Source records:
------------------------

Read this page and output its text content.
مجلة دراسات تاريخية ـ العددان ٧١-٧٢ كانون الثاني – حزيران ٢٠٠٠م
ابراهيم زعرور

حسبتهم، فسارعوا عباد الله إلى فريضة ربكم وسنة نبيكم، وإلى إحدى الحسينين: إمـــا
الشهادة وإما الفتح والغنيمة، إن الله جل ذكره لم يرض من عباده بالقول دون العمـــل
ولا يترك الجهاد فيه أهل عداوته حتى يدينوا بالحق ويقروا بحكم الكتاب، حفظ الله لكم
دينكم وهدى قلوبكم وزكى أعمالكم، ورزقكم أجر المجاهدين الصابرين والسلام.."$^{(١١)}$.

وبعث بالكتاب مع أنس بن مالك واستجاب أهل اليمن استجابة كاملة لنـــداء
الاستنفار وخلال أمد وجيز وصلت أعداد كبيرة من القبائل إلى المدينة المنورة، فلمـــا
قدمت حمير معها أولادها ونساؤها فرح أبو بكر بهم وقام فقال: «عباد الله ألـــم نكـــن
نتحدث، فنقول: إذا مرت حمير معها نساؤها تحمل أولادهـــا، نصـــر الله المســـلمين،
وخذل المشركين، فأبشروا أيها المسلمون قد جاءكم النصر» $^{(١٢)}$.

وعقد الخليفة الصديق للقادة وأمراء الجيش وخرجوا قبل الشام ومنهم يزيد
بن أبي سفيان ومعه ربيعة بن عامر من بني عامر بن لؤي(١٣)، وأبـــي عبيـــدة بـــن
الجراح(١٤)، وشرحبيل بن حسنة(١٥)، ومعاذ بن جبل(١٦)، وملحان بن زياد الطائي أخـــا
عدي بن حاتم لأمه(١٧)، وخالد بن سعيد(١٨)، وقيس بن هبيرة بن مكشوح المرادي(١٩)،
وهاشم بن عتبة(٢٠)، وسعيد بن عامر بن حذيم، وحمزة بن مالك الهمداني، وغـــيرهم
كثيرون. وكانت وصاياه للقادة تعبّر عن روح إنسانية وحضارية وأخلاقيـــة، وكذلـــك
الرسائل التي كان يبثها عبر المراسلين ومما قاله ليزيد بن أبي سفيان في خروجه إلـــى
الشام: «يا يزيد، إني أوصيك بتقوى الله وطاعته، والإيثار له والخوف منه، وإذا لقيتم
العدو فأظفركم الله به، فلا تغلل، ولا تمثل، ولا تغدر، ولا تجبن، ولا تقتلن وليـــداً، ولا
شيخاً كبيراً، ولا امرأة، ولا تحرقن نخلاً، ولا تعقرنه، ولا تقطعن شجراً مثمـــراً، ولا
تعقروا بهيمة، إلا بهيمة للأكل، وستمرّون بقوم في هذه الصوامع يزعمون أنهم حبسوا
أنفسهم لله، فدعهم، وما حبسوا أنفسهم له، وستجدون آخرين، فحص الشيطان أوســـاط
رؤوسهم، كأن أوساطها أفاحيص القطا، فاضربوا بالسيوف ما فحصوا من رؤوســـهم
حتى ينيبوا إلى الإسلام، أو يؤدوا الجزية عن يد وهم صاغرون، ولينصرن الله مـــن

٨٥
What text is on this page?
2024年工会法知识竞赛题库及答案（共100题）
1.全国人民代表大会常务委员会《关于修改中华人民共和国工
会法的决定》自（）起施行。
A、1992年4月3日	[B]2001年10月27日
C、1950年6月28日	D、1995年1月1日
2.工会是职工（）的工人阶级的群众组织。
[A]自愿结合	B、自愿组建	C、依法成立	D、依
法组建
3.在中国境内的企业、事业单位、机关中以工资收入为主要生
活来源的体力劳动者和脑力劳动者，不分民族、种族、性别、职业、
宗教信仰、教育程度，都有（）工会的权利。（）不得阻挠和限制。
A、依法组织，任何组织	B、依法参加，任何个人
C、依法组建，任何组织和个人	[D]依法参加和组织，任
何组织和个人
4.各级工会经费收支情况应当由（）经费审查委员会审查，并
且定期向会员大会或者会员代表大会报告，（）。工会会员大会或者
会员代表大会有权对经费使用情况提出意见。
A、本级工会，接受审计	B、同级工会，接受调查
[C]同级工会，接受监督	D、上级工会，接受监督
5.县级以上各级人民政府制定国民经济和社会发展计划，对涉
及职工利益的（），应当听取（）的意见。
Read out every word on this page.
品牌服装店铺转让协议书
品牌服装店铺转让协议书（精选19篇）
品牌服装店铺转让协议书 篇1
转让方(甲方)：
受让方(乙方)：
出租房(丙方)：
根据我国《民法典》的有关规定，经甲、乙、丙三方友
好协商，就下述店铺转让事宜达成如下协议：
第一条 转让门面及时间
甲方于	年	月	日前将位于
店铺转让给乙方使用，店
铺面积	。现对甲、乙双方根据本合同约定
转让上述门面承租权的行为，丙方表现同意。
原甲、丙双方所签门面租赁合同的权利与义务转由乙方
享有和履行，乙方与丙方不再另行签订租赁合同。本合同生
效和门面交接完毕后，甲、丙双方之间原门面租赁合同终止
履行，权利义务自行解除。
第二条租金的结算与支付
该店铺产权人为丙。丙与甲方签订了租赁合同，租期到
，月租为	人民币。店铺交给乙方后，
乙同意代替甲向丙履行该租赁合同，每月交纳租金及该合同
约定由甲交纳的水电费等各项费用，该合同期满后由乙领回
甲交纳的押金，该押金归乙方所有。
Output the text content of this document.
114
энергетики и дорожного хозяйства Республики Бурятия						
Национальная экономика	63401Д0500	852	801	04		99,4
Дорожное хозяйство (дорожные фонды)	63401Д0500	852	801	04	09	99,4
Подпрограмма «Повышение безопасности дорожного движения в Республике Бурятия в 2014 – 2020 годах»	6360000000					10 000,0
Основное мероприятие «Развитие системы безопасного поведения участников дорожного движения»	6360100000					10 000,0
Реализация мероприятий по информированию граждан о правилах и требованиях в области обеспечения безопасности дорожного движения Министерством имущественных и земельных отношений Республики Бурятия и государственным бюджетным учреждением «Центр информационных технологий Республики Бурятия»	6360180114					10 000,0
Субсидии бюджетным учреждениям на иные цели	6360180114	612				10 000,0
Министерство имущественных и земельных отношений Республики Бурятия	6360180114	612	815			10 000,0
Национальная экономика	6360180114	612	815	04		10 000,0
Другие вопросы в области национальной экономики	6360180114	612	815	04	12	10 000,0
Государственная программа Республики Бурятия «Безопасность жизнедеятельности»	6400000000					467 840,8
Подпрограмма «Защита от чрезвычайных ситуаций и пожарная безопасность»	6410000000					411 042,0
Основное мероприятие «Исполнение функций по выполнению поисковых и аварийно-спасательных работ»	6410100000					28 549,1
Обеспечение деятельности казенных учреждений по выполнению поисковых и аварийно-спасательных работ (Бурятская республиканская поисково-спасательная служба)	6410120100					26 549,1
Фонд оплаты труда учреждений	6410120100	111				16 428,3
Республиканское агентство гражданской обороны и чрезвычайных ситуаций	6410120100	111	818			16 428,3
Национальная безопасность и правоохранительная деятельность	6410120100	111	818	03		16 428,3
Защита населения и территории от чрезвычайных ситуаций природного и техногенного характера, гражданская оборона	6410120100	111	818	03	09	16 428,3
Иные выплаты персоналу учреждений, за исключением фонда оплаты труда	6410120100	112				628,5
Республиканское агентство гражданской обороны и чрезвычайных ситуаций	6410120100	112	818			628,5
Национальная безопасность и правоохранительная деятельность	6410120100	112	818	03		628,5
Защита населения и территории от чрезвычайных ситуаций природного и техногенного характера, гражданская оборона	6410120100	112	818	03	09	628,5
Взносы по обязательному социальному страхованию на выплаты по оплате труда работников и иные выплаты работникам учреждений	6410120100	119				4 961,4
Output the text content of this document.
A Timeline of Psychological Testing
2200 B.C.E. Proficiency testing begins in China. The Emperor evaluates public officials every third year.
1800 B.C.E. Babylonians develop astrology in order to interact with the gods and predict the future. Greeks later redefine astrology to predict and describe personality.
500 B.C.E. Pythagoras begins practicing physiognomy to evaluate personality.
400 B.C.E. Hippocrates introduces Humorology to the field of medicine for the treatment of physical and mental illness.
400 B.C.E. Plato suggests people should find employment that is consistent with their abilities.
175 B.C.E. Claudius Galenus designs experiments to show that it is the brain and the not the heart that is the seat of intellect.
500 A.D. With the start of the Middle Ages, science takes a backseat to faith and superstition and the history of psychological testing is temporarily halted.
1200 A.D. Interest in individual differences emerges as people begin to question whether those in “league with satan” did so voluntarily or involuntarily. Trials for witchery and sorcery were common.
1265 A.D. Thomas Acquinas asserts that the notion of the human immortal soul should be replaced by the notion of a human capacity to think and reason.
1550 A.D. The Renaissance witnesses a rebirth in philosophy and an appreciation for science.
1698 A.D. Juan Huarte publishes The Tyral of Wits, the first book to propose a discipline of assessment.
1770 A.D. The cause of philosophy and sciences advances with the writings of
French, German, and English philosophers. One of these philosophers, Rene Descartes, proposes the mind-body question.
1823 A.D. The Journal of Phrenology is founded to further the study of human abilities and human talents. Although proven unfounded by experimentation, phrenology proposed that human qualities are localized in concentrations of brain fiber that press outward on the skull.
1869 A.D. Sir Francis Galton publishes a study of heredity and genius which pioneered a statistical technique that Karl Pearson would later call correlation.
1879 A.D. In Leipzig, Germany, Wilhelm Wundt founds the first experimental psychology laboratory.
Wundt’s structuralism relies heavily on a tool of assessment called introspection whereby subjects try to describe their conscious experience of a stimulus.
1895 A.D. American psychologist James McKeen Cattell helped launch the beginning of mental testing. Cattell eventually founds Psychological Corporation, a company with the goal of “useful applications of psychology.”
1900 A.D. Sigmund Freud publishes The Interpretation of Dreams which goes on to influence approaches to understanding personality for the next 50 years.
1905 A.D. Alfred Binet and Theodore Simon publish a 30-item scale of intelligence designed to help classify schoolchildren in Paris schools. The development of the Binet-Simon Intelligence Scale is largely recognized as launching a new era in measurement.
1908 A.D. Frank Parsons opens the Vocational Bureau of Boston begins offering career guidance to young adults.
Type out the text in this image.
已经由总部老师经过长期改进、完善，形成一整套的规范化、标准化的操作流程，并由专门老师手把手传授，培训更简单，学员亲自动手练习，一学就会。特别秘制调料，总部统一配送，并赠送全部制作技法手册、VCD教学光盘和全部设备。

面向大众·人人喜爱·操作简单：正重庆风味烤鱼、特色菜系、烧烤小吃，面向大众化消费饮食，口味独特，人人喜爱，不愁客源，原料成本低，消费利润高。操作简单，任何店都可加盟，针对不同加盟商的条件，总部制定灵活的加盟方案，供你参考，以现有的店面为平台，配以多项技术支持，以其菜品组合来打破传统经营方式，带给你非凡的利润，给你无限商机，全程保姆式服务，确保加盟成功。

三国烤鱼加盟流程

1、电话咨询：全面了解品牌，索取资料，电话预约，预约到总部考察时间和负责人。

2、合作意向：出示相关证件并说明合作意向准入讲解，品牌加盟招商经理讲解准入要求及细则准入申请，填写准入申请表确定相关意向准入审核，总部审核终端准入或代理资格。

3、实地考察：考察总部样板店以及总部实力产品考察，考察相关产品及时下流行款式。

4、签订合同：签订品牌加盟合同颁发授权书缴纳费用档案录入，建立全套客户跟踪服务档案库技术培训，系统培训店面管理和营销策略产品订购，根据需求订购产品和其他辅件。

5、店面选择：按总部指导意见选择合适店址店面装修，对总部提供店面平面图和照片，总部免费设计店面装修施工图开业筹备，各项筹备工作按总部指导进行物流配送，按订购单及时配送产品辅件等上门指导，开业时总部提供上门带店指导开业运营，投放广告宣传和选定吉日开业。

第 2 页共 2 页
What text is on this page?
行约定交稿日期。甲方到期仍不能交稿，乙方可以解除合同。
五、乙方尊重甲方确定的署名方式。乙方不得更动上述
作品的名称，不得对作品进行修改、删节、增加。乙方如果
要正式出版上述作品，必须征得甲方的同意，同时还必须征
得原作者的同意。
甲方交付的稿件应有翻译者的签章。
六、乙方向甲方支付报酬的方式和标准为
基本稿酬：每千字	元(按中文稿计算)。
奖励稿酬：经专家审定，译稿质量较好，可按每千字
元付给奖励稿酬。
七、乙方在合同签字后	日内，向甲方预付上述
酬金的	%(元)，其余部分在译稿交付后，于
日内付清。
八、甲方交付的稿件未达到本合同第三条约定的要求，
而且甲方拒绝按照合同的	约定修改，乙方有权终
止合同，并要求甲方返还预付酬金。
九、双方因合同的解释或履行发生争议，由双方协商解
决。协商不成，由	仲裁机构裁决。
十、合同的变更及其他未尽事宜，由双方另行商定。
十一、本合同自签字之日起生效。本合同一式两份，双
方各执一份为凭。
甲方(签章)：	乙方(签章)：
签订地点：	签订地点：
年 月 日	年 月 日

------------------------

Find the string "الشام" in the listing and return every line that holds it.

Solution to this problem:
وعقد الخليفة الصديق للقادة وأمراء الجيش وخرجوا قبل الشام ومنهم يزيد
الشام: «يا يزيد، إني أوصيك بتقوى الله وطاعته، والإيثار له والخوف منه، وإذا لقيتم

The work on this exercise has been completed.